Passage to read
=======
Official salvage didn't begin until 1922, a time lapse that gave the good folks of Orkney time to take advantage of the situation. Even Royal Navy ratings had pilfered souvenirs as the ships sank or were beached, but more serious looting, or "the illicit removal of items" was to follow, as the Daily Record and Mail observed:

The target of this activity shifted from trinkets to the valuable non-ferrous metals the ships contained. To this day many island communities regard shipwrecks as a bonanza of wealth to be freely acquired, and it seems this happened in the immediate months after the scuttle…It was observed that some islanders made their fortunes at it… It seems that those hardy, storm stiffened sons of Ultima Thule have been stripping the Seydlitz with hammer hacksaw and spanner for months when the fishing was slack. (p. 67)

Some official small-scale salvage by local firms began in 1922, and the Royal Navy was to play a considerable part in lifting operations. In 1924 the firm of Cox & Danks was assigned the job. They were surprised to find that torpedo tubes had vanished and that every bit of brass and gun-metal had been stripped from the Hindenburg. Apparently divers and heavy lifting equipment had been available to the looters. Some of the spoils had been shipped to the smelters in herring barrels. (p.68)

Range Finder of SMS Kaiser on Ocean Floor at Scapa Flow
(Inset shows position on Ship Model)
From UHI Archaeology Institute Report

The story of Cox and Danks' pioneering salvage work is interesting and impressive yet ultimately unfortunate. The company used innovative ways to salvage 32 of the wrecks and send them to the ship-breakers, risked life and limb of their employees—four died on the job and others suffered burns, falls, or other injuries-and the company folded in 1931 with the drop in metal prices. The salvage business was bought by Metal Industries in 1933, just when metal prices were beginning to recover, and the company made good profit from the German wrecks. Work ended when World War II broke out in 1939, although an ongoing project, salvaging the battlecruiser SMS Derfflinger and scrapping her, was not completed until 1948. The story of these two companies, the characters involved and the wheeling, dealing, prices paid, salvage innovations, vessels and parts reclaimed, and other details are all covered in these well-illustrated chapters.
=======
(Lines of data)
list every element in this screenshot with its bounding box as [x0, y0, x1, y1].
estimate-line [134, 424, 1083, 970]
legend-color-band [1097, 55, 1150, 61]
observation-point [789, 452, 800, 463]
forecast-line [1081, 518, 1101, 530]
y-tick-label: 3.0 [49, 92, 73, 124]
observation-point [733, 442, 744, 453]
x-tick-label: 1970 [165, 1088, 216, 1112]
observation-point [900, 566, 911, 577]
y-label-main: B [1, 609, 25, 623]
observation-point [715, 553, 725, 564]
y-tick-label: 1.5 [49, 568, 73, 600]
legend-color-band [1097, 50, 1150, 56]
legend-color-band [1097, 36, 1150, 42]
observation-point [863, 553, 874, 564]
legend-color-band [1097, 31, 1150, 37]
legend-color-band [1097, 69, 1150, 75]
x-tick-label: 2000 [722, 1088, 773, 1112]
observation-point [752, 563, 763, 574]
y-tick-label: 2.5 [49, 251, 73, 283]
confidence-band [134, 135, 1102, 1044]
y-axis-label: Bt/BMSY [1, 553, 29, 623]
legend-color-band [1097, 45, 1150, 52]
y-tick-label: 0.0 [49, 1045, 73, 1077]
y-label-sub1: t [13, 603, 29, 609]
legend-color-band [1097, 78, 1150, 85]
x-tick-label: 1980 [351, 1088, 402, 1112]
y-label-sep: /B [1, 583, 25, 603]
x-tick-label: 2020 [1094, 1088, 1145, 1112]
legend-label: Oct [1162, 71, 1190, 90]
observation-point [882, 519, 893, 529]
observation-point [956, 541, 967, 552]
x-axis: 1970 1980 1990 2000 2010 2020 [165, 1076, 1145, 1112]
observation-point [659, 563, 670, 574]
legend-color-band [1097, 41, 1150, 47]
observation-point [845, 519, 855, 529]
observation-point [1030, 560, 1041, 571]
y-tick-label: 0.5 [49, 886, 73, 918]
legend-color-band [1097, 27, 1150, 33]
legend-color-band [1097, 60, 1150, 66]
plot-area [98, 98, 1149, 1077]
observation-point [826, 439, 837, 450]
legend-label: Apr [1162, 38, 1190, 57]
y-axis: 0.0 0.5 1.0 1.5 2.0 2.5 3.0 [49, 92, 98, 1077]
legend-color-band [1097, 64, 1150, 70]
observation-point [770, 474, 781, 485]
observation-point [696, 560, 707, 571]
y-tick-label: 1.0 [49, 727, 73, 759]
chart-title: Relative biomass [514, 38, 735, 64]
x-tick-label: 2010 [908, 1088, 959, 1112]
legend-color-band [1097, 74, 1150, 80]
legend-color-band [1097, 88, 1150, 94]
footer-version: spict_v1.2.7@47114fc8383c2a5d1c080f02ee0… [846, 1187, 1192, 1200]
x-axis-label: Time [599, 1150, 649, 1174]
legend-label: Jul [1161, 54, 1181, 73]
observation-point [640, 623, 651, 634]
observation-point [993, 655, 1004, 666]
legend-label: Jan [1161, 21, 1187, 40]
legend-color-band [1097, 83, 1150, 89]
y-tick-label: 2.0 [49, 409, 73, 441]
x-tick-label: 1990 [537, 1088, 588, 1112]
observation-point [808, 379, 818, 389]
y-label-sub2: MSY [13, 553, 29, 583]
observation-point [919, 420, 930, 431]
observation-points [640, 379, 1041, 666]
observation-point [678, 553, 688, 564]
=======
Exercise task A
Print the part of the passage on the Scapa Flow salvage that starts with "Some official small-scale" and goes on through "on Ship Model)", copying it word for word.
Exercise task B
Output the rows exactly as they appear, starting with the first row and going on through the row containing "y-axis: 0.0 0.5".
The passage and the rows have nothing to do with each other.

Written solution A
Some official small-scale salvage by local firms began in 1922, and the Royal Navy was to play a considerable part in lifting operations. In 1924 the firm of Cox & Danks was assigned the job. They were surprised to find that torpedo tubes had vanished and that every bit of brass and gun-metal had been stripped from the Hindenburg. Apparently divers and heavy lifting equipment had been available to the looters. Some of the spoils had been shipped to the smelters in herring barrels. (p.68)

Range Finder of SMS Kaiser on Ocean Floor at Scapa Flow
(Inset shows position on Ship Model)

Written solution B
list every element in this screenshot with its bounding box as [x0, y0, x1, y1].
estimate-line [134, 424, 1083, 970]
legend-color-band [1097, 55, 1150, 61]
observation-point [789, 452, 800, 463]
forecast-line [1081, 518, 1101, 530]
y-tick-label: 3.0 [49, 92, 73, 124]
observation-point [733, 442, 744, 453]
x-tick-label: 1970 [165, 1088, 216, 1112]
observation-point [900, 566, 911, 577]
y-label-main: B [1, 609, 25, 623]
observation-point [715, 553, 725, 564]
y-tick-label: 1.5 [49, 568, 73, 600]
legend-color-band [1097, 50, 1150, 56]
legend-color-band [1097, 36, 1150, 42]
observation-point [863, 553, 874, 564]
legend-color-band [1097, 31, 1150, 37]
legend-color-band [1097, 69, 1150, 75]
x-tick-label: 2000 [722, 1088, 773, 1112]
observation-point [752, 563, 763, 574]
y-tick-label: 2.5 [49, 251, 73, 283]
confidence-band [134, 135, 1102, 1044]
y-axis-label: Bt/BMSY [1, 553, 29, 623]
legend-color-band [1097, 45, 1150, 52]
y-tick-label: 0.0 [49, 1045, 73, 1077]
y-label-sub1: t [13, 603, 29, 609]
legend-color-band [1097, 78, 1150, 85]
x-tick-label: 1980 [351, 1088, 402, 1112]
y-label-sep: /B [1, 583, 25, 603]
x-tick-label: 2020 [1094, 1088, 1145, 1112]
legend-label: Oct [1162, 71, 1190, 90]
observation-point [882, 519, 893, 529]
observation-point [956, 541, 967, 552]
x-axis: 1970 1980 1990 2000 2010 2020 [165, 1076, 1145, 1112]
observation-point [659, 563, 670, 574]
legend-color-band [1097, 41, 1150, 47]
observation-point [845, 519, 855, 529]
observation-point [1030, 560, 1041, 571]
y-tick-label: 0.5 [49, 886, 73, 918]
legend-color-band [1097, 27, 1150, 33]
legend-color-band [1097, 60, 1150, 66]
plot-area [98, 98, 1149, 1077]
observation-point [826, 439, 837, 450]
legend-label: Apr [1162, 38, 1190, 57]
y-axis: 0.0 0.5 1.0 1.5 2.0 2.5 3.0 [49, 92, 98, 1077]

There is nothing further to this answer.